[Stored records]
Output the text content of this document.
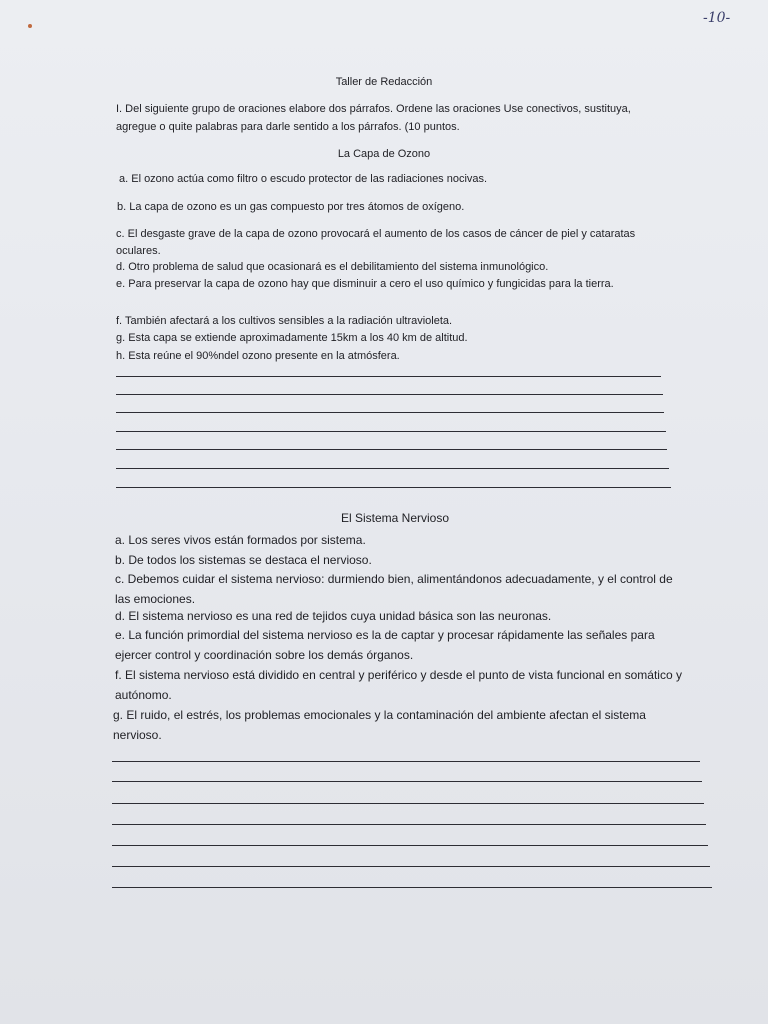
-10-
Taller de Redacción
I. Del siguiente grupo de oraciones elabore dos párrafos. Ordene las oraciones Use conectivos, sustituya, agregue o quite palabras para darle sentido a los párrafos. (10 puntos.
La Capa de Ozono
a. El ozono actúa como filtro o escudo protector de las radiaciones nocivas.
b. La capa de ozono es un gas compuesto por tres átomos de oxígeno.
c. El desgaste grave de la capa de ozono provocará el aumento de los casos de cáncer de piel y cataratas oculares.
d. Otro problema de salud que ocasionará es el debilitamiento del sistema inmunológico.
e. Para preservar la capa de ozono hay que disminuir a cero el uso químico y fungicidas para la tierra.
f. También afectará a los cultivos sensibles a la radiación ultravioleta.
g. Esta capa se extiende aproximadamente 15km a los 40 km de altitud.
h. Esta reúne el 90%ndel ozono presente en la atmósfera.
El Sistema Nervioso
a. Los seres vivos están formados por sistema.
b. De todos los sistemas se destaca el nervioso.
c. Debemos cuidar el sistema nervioso: durmiendo bien, alimentándonos adecuadamente, y el control de las emociones.
d. El sistema nervioso es una red de tejidos cuya unidad básica son las neuronas.
e. La función primordial del sistema nervioso es la de captar y procesar rápidamente las señales para ejercer control y coordinación sobre los demás órganos.
f. El sistema nervioso está dividido en central y periférico y desde el punto de vista funcional en somático y autónomo.
g. El ruido, el estrés, los problemas emocionales y la contaminación del ambiente afectan el sistema nervioso.
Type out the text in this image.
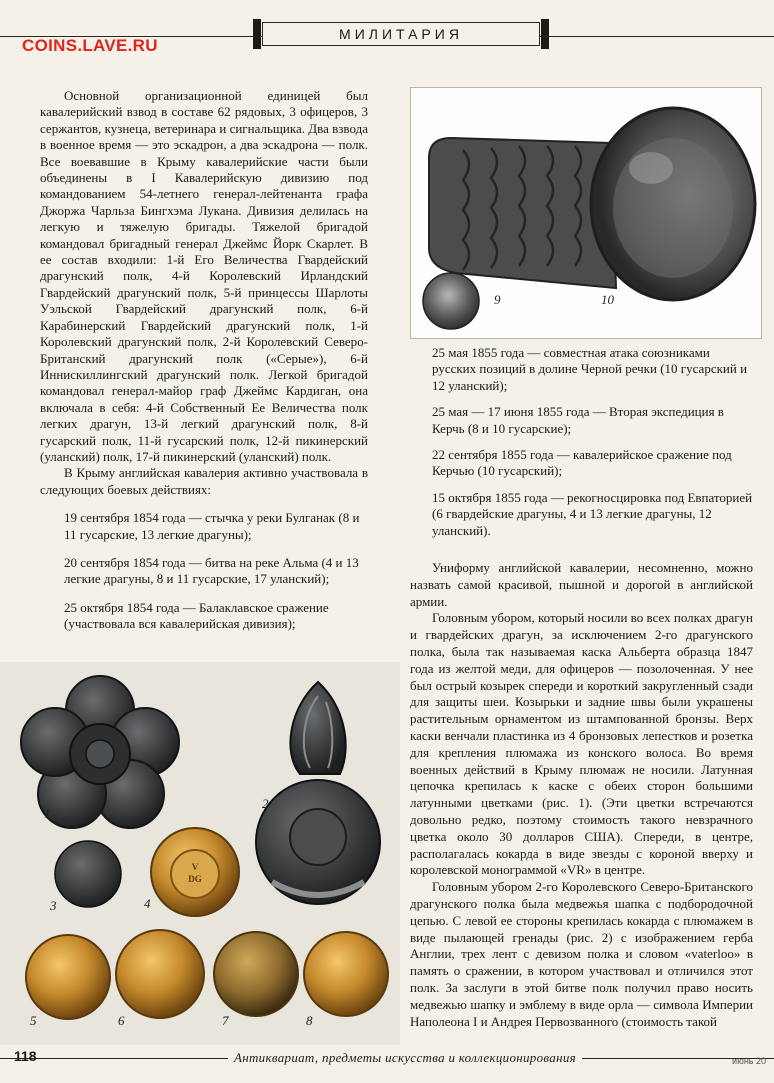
COINS.LAVE.RU
МИЛИТАРИЯ

Основной организационной единицей был кавалерийский взвод в составе 62 рядовых, 3 офицеров, 3 сержантов, кузнеца, ветеринара и сигнальщика. Два взвода в военное время — это эскадрон, а два эскадрона — полк. Все воевавшие в Крыму кавалерийские части были объединены в I Кавалерийскую дивизию под командованием 54-летнего генерал-лейтенанта графа Джоржа Чарльза Бингхэма Лукана. Дивизия делилась на легкую и тяжелую бригады. Тяжелой бригадой командовал бригадный генерал Джеймс Йорк Скарлет. В ее состав входили: 1-й Его Величества Гвардейский драгунский полк, 4-й Королевский Ирландский Гвардейский драгунский полк, 5-й принцессы Шарлоты Уэльской Гвардейский драгунский полк, 6-й Карабинерский Гвардейский драгунский полк, 1-й Королевский драгунский полк, 2-й Королевский Северо-Британский драгунский полк («Серые»), 6-й Иннискиллингский драгунский полк. Легкой бригадой командовал генерал-майор граф Джеймс Кардиган, она включала в себя: 4-й Собственный Ее Величества полк легких драгун, 13-й легкий драгунский полк, 8-й гусарский полк, 11-й гусарский полк, 12-й пикинерский (уланский) полк, 17-й пикинерский (уланский) полк.

В Крыму английская кавалерия активно участвовала в следующих боевых действиях:

19 сентября 1854 года — стычка у реки Булганак (8 и 11 гусарские, 13 легкие драгуны);

20 сентября 1854 года — битва на реке Альма (4 и 13 легкие драгуны, 8 и 11 гусарские, 17 уланский);

25 октября 1854 года — Балаклавское сражение (участвовала вся кавалерийская дивизия);

9	10

25 мая 1855 года — совместная атака союзниками русских позиций в долине Черной речки (10 гусарский и 12 уланский);

25 мая — 17 июня 1855 года — Вторая экспедиция в Керчь (8 и 10 гусарские);

22 сентября 1855 года — кавалерийское сражение под Керчью (10 гусарский);

15 октября 1855 года — рекогносцировка под Евпаторией (6 гвардейские драгуны, 4 и 13 легкие драгуны, 12 уланский).

Униформу английской кавалерии, несомненно, можно назвать самой красивой, пышной и дорогой в английской армии.

Головным убором, который носили во всех полках драгун и гвардейских драгун, за исключением 2-го драгунского полка, была так называемая каска Альберта образца 1847 года из желтой меди, для офицеров — позолоченная. У нее был острый козырек спереди и короткий закругленный сзади для защиты шеи. Козырьки и задние швы были украшены растительным орнаментом из штампованной бронзы. Верх каски венчали пластинка из 4 бронзовых лепестков и розетка для крепления плюмажа из конского волоса. Во время военных действий в Крыму плюмаж не носили. Латунная цепочка крепилась к каске с обеих сторон большими латунными цветками (рис. 1). (Эти цветки встречаются довольно редко, поэтому стоимость такого невзрачного цветка около 30 долларов США). Спереди, в центре, располагалась кокарда в виде звезды с короной вверху и королевской монограммой «VR» в центре.

Головным убором 2-го Королевского Северо-Британского драгунского полка была медвежья шапка с подбородочной цепью. С левой ее стороны крепилась кокарда с плюмажем в виде пылающей гренады (рис. 2) с изображением герба Англии, трех лент с девизом полка и словом «vaterloo» в память о сражении, в котором участвовал и отличился этот полк. За заслуги в этой битве полк получил право носить медвежью шапку и эмблему в виде орла — символа Империи Наполеона I и Андрея Первозванного (стоимость такой

1
2
3
V
DG
4
5	6	7	8
118	Антиквариат, предметы искусства и коллекционирования	июнь 20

* [What this task involves]
Collect the lines of the records that include the string "октября".

* [Written answer]
25 октября 1854 года — Балаклавское сражение (участвовала вся кавалерийская дивизия);
15 октября 1855 года — рекогносцировка под Евпаторией (6 гвардейские драгуны, 4 и 13 легкие драгуны, 12 уланский).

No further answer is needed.